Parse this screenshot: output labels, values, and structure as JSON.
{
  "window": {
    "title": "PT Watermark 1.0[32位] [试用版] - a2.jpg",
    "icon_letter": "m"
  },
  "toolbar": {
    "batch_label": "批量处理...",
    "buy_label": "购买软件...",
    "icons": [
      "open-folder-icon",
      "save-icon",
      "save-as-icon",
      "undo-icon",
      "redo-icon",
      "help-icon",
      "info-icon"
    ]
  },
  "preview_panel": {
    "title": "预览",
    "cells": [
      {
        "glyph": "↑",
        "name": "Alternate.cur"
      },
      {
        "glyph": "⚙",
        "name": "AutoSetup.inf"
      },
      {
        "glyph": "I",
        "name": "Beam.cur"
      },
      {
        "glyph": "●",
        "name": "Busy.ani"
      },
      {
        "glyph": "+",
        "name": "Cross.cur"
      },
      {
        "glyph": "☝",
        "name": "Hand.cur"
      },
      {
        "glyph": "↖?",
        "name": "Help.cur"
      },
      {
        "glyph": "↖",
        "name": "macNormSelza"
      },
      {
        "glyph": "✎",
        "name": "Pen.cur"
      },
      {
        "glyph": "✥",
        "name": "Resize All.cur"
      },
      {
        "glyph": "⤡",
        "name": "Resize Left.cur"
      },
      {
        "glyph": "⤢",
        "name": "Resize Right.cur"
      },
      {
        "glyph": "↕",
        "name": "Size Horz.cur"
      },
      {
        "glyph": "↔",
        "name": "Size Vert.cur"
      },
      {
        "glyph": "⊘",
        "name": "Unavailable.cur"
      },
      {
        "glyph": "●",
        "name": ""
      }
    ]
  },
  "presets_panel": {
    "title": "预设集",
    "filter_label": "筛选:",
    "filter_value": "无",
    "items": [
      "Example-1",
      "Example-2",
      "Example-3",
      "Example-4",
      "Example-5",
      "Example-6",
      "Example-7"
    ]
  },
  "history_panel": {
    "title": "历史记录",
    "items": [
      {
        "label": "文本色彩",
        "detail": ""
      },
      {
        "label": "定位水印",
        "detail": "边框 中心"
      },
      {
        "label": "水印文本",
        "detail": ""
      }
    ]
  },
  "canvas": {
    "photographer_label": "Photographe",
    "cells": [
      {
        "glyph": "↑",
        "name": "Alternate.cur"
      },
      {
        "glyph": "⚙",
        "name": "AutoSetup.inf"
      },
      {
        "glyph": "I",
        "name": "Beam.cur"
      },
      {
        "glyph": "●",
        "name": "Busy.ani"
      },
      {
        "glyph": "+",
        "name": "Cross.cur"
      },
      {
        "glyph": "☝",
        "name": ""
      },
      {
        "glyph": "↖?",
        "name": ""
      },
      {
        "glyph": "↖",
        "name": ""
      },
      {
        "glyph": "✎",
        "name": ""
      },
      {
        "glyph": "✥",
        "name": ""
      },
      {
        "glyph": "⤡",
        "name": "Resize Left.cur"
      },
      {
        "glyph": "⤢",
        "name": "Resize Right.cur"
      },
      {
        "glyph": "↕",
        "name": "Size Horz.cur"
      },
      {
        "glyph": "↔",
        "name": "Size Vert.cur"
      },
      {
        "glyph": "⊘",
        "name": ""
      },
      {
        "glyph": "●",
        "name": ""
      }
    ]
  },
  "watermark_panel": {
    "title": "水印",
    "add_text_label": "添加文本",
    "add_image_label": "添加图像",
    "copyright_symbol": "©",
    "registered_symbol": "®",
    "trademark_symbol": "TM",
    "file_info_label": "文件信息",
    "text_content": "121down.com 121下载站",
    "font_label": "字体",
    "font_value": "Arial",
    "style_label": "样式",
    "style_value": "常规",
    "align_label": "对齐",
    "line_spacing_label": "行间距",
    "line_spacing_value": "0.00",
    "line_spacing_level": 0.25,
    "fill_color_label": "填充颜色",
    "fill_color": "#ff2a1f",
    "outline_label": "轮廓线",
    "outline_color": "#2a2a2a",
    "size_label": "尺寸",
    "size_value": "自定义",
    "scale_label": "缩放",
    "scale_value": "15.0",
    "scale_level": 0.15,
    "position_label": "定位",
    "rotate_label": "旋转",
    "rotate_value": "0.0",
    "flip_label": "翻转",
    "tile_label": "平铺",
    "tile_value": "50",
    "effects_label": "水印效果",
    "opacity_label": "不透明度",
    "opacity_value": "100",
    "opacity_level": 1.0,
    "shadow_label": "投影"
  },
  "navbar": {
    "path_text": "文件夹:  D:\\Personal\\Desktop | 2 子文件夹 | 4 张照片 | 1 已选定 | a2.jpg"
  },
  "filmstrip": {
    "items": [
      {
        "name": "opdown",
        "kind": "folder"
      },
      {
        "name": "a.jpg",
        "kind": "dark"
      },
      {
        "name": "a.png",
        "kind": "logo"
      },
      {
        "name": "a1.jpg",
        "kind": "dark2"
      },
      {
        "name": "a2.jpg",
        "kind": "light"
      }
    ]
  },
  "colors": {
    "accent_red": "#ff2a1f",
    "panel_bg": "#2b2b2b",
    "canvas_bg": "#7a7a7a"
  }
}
········
Repeat all the entries word for word.

Parse this screenshot: output labels, values, and structure as JSON.
{
  "window": {
    "title": "PT Watermark 1.0[32位] [试用版] - a2.jpg",
    "icon_letter": "m"
  },
  "toolbar": {
    "batch_label": "批量处理...",
    "buy_label": "购买软件...",
    "icons": [
      "open-folder-icon",
      "save-icon",
      "save-as-icon",
      "undo-icon",
      "redo-icon",
      "help-icon",
      "info-icon"
    ]
  },
  "preview_panel": {
    "title": "预览",
    "cells": [
      {
        "glyph": "↑",
        "name": "Alternate.cur"
      },
      {
        "glyph": "⚙",
        "name": "AutoSetup.inf"
      },
      {
        "glyph": "I",
        "name": "Beam.cur"
      },
      {
        "glyph": "●",
        "name": "Busy.ani"
      },
      {
        "glyph": "+",
        "name": "Cross.cur"
      },
      {
        "glyph": "☝",
        "name": "Hand.cur"
      },
      {
        "glyph": "↖?",
        "name": "Help.cur"
      },
      {
        "glyph": "↖",
        "name": "macNormSelza"
      },
      {
        "glyph": "✎",
        "name": "Pen.cur"
      },
      {
        "glyph": "✥",
        "name": "Resize All.cur"
      },
      {
        "glyph": "⤡",
        "name": "Resize Left.cur"
      },
      {
        "glyph": "⤢",
        "name": "Resize Right.cur"
      },
      {
        "glyph": "↕",
        "name": "Size Horz.cur"
      },
      {
        "glyph": "↔",
        "name": "Size Vert.cur"
      },
      {
        "glyph": "⊘",
        "name": "Unavailable.cur"
      },
      {
        "glyph": "●",
        "name": ""
      }
    ]
  },
  "presets_panel": {
    "title": "预设集",
    "filter_label": "筛选:",
    "filter_value": "无",
    "items": [
      "Example-1",
      "Example-2",
      "Example-3",
      "Example-4",
      "Example-5",
      "Example-6",
      "Example-7"
    ]
  },
  "history_panel": {
    "title": "历史记录",
    "items": [
      {
        "label": "文本色彩",
        "detail": ""
      },
      {
        "label": "定位水印",
        "detail": "边框 中心"
      },
      {
        "label": "水印文本",
        "detail": ""
      }
    ]
  },
  "canvas": {
    "photographer_label": "Photographe",
    "cells": [
      {
        "glyph": "↑",
        "name": "Alternate.cur"
      },
      {
        "glyph": "⚙",
        "name": "AutoSetup.inf"
      },
      {
        "glyph": "I",
        "name": "Beam.cur"
      },
      {
        "glyph": "●",
        "name": "Busy.ani"
      },
      {
        "glyph": "+",
        "name": "Cross.cur"
      },
      {
        "glyph": "☝",
        "name": ""
      },
      {
        "glyph": "↖?",
        "name": ""
      },
      {
        "glyph": "↖",
        "name": ""
      },
      {
        "glyph": "✎",
        "name": ""
      },
      {
        "glyph": "✥",
        "name": ""
      },
      {
        "glyph": "⤡",
        "name": "Resize Left.cur"
      },
      {
        "glyph": "⤢",
        "name": "Resize Right.cur"
      },
      {
        "glyph": "↕",
        "name": "Size Horz.cur"
      },
      {
        "glyph": "↔",
        "name": "Size Vert.cur"
      },
      {
        "glyph": "⊘",
        "name": ""
      },
      {
        "glyph": "●",
        "name": ""
      }
    ]
  },
  "watermark_panel": {
    "title": "水印",
    "add_text_label": "添加文本",
    "add_image_label": "添加图像",
    "copyright_symbol": "©",
    "registered_symbol": "®",
    "trademark_symbol": "TM",
    "file_info_label": "文件信息",
    "text_content": "121down.com 121下载站",
    "font_label": "字体",
    "font_value": "Arial",
    "style_label": "样式",
    "style_value": "常规",
    "align_label": "对齐",
    "line_spacing_label": "行间距",
    "line_spacing_value": "0.00",
    "line_spacing_level": 0.25,
    "fill_color_label": "填充颜色",
    "fill_color": "#ff2a1f",
    "outline_label": "轮廓线",
    "outline_color": "#2a2a2a",
    "size_label": "尺寸",
    "size_value": "自定义",
    "scale_label": "缩放",
    "scale_value": "15.0",
    "scale_level": 0.15,
    "position_label": "定位",
    "rotate_label": "旋转",
    "rotate_value": "0.0",
    "flip_label": "翻转",
    "tile_label": "平铺",
    "tile_value": "50",
    "effects_label": "水印效果",
    "opacity_label": "不透明度",
    "opacity_value": "100",
    "opacity_level": 1.0,
    "shadow_label": "投影"
  },
  "navbar": {
    "path_text": "文件夹:  D:\\Personal\\Desktop | 2 子文件夹 | 4 张照片 | 1 已选定 | a2.jpg"
  },
  "filmstrip": {
    "items": [
      {
        "name": "opdown",
        "kind": "folder"
      },
      {
        "name": "a.jpg",
        "kind": "dark"
      },
      {
        "name": "a.png",
        "kind": "logo"
      },
      {
        "name": "a1.jpg",
        "kind": "dark2"
      },
      {
        "name": "a2.jpg",
        "kind": "light"
      }
    ]
  },
  "colors": {
    "accent_red": "#ff2a1f",
    "panel_bg": "#2b2b2b",
    "canvas_bg": "#7a7a7a"
  }
}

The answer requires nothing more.